Dataset items
▬▬▬▬▬▬

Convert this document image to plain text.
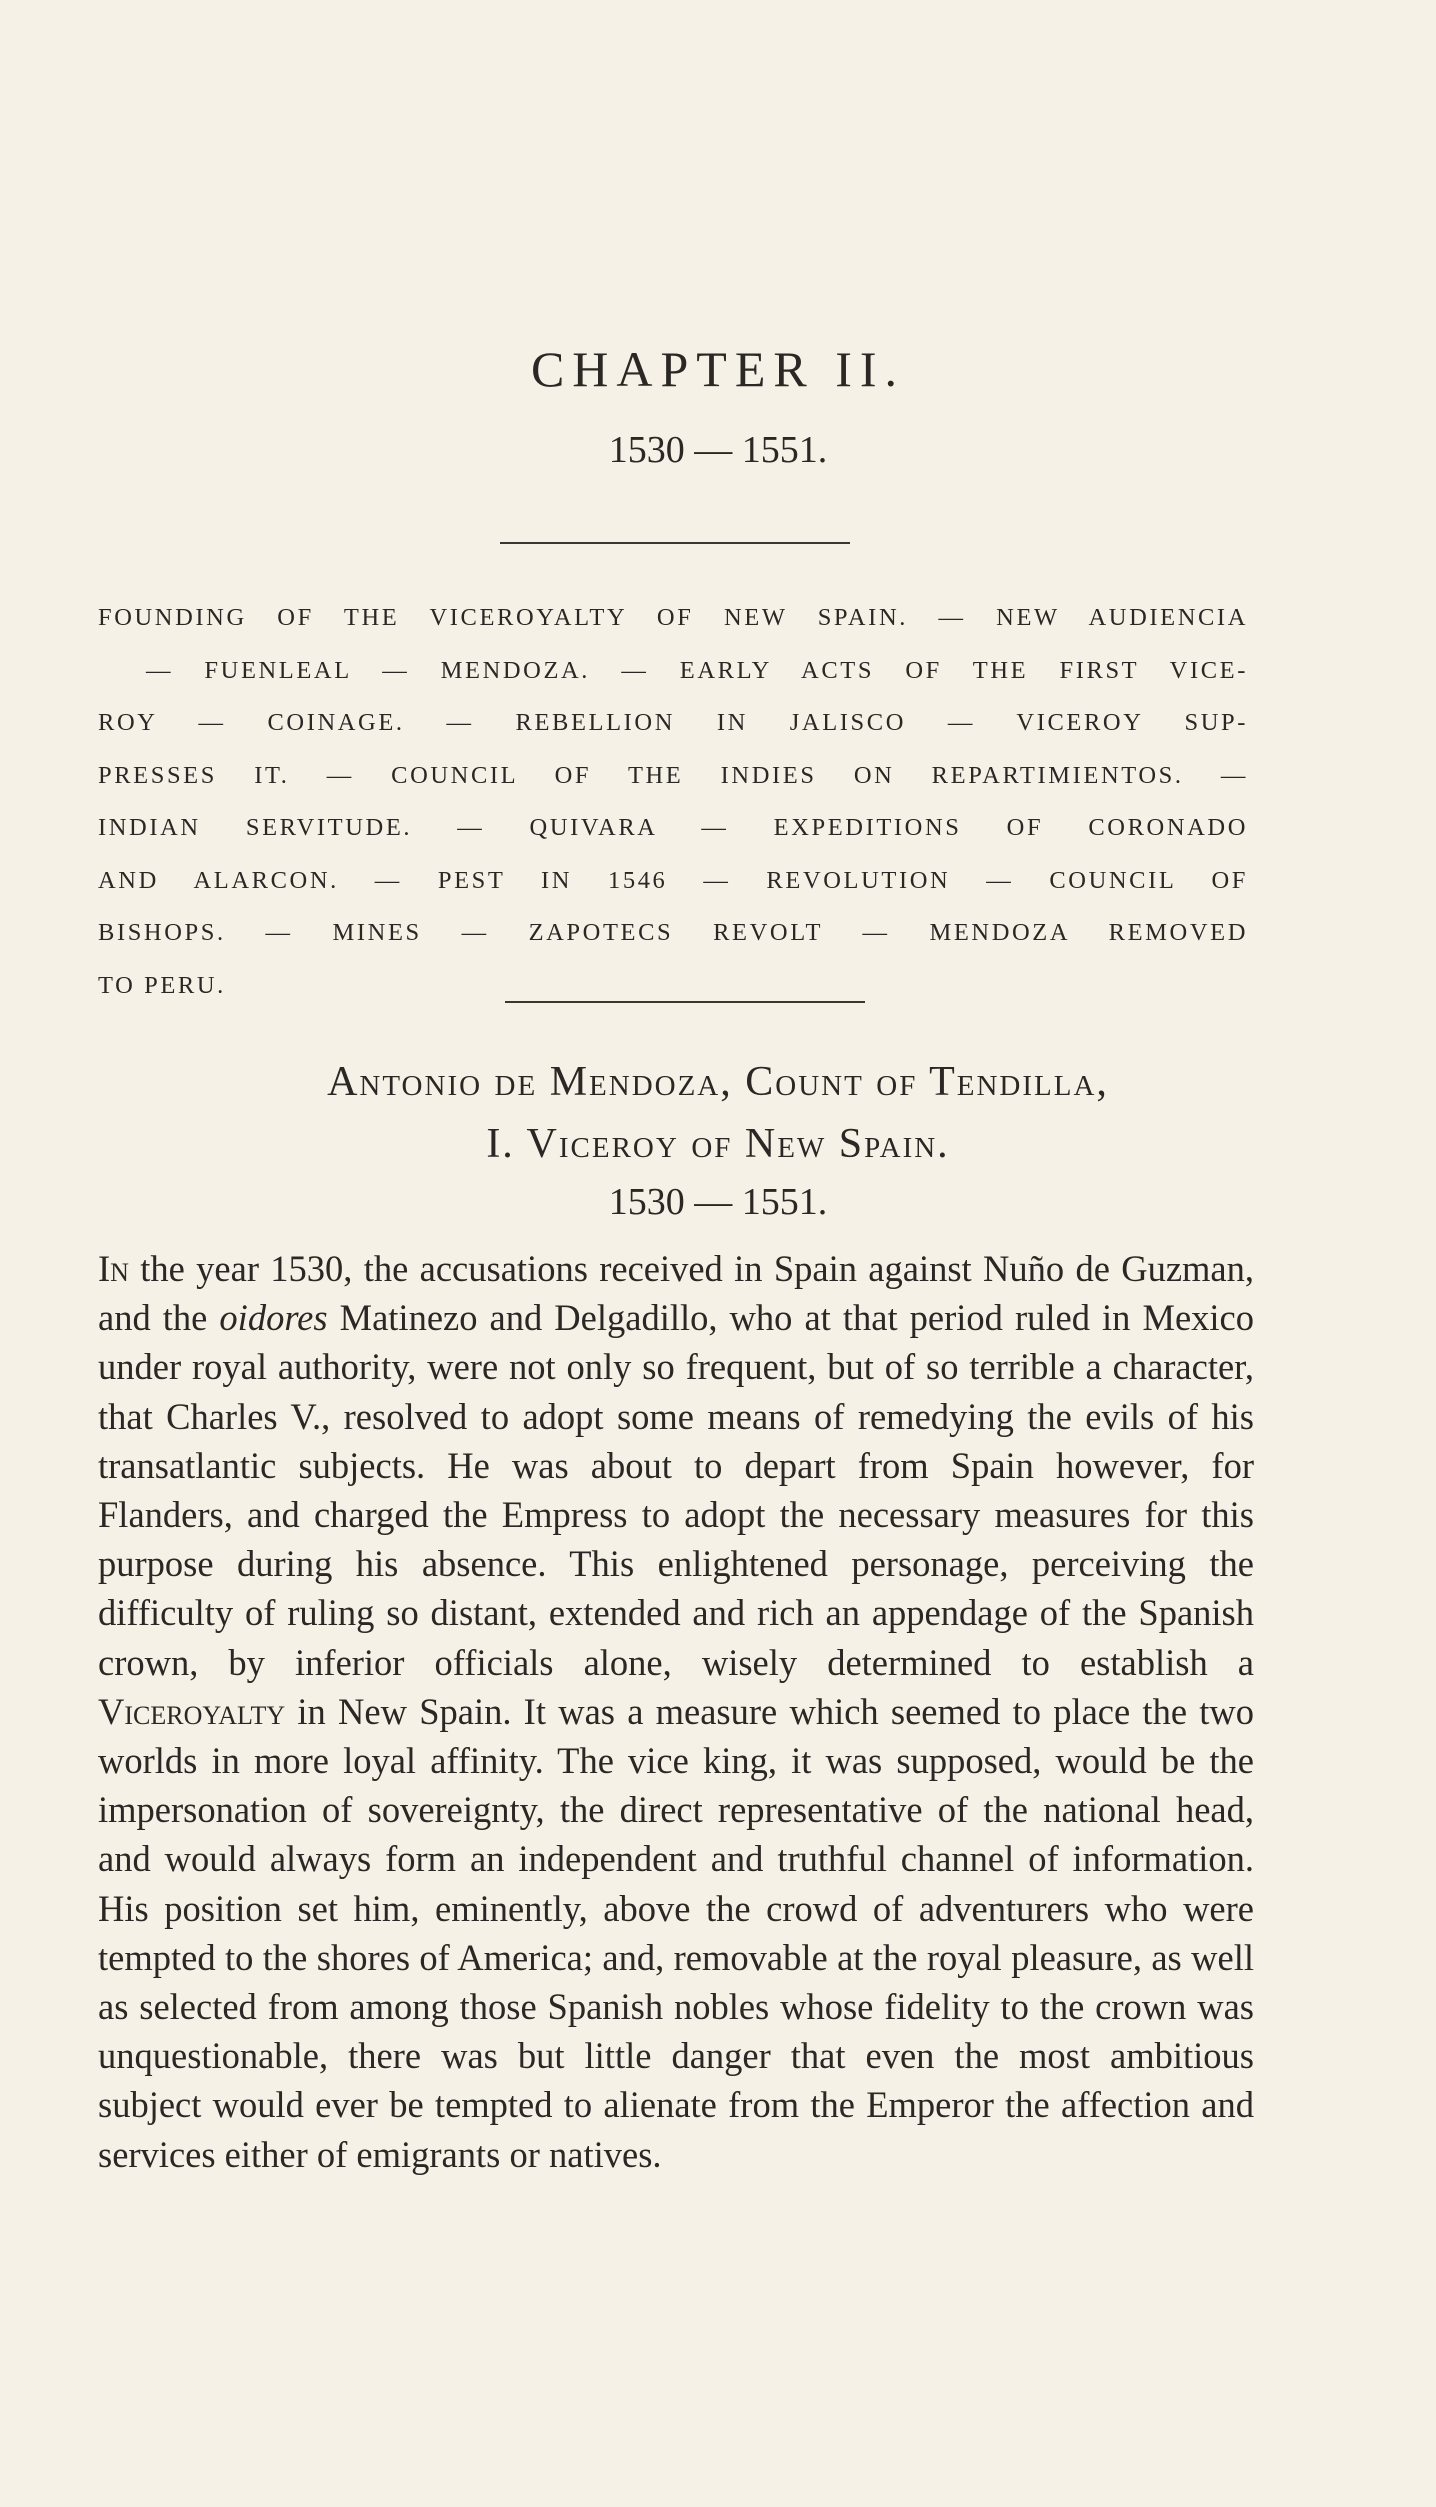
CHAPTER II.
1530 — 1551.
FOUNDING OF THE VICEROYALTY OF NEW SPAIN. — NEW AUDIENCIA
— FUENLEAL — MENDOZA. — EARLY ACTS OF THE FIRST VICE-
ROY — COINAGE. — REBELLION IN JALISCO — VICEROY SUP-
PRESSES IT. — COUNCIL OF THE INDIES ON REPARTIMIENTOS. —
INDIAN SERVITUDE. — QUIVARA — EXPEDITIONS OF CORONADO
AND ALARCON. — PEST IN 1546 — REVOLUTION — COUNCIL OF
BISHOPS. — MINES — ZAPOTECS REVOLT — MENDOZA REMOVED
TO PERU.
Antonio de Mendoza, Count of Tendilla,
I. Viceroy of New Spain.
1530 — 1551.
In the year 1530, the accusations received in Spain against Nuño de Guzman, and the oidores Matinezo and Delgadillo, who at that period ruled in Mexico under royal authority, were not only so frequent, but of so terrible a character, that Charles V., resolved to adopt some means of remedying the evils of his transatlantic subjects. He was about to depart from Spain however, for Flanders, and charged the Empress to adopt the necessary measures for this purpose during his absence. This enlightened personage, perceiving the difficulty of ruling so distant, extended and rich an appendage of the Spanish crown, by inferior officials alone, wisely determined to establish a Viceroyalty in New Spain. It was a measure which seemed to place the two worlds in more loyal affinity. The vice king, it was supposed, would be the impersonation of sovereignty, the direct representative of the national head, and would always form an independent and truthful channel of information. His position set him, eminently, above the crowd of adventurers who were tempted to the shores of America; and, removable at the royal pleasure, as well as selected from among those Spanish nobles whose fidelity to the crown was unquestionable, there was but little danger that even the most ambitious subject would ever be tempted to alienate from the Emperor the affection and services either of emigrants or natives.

▬▬▬▬▬▬

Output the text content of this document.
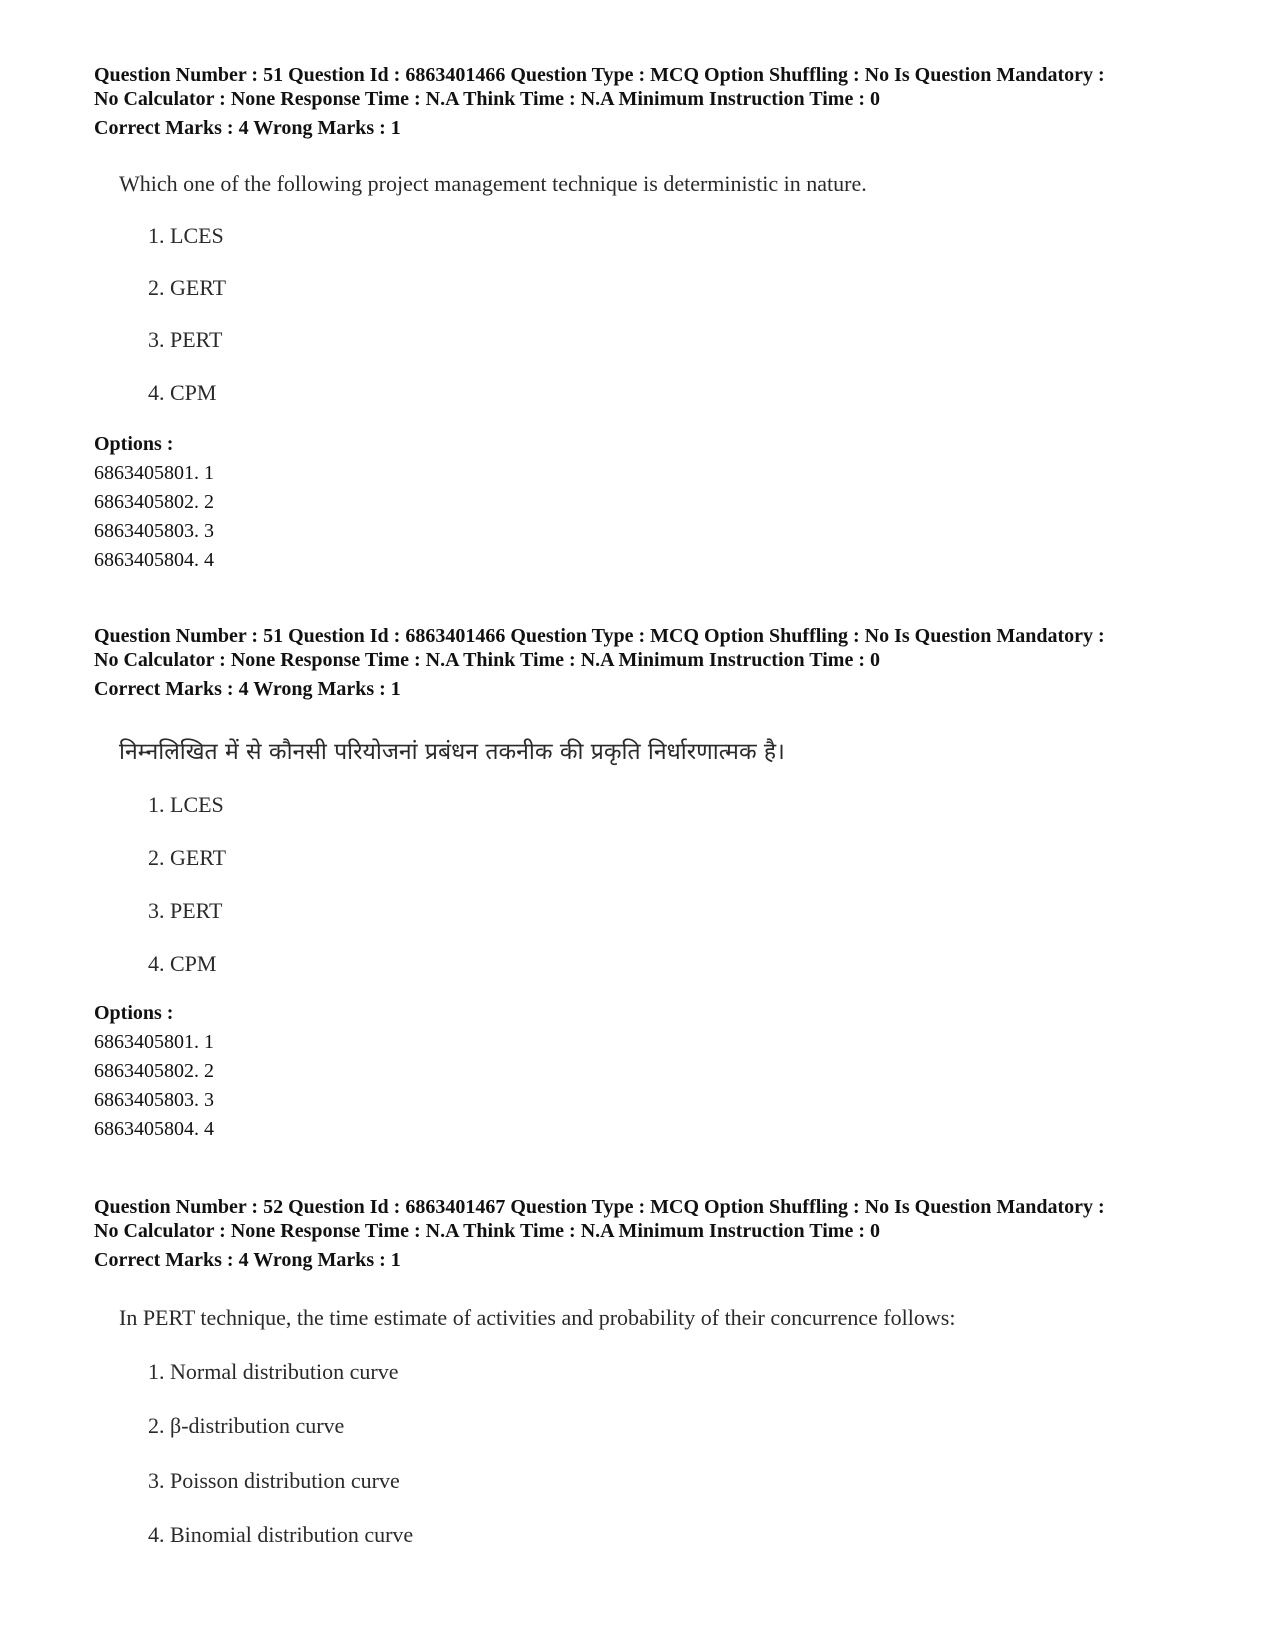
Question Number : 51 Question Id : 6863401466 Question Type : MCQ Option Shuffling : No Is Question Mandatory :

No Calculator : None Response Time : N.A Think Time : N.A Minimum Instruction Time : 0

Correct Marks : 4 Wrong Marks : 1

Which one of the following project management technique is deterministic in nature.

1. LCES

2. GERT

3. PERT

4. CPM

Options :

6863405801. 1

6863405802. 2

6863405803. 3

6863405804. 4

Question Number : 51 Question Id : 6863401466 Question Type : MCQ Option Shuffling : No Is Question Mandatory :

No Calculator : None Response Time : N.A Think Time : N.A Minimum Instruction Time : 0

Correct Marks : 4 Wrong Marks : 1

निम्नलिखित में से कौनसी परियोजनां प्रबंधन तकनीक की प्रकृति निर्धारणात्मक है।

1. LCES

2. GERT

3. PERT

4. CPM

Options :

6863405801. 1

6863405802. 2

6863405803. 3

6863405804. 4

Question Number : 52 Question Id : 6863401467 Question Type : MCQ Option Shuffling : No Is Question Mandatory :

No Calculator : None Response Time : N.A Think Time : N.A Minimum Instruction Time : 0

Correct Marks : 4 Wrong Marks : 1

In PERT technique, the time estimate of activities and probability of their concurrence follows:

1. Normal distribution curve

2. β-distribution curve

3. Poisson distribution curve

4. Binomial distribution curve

▬▬▬▬▬▬

▶ **Aim of the exercise**:
Show every line above in which the word "curve" occurs.

▶ **Task solution**:
1. Normal distribution curve
2. β-distribution curve
3. Poisson distribution curve
4. Binomial distribution curve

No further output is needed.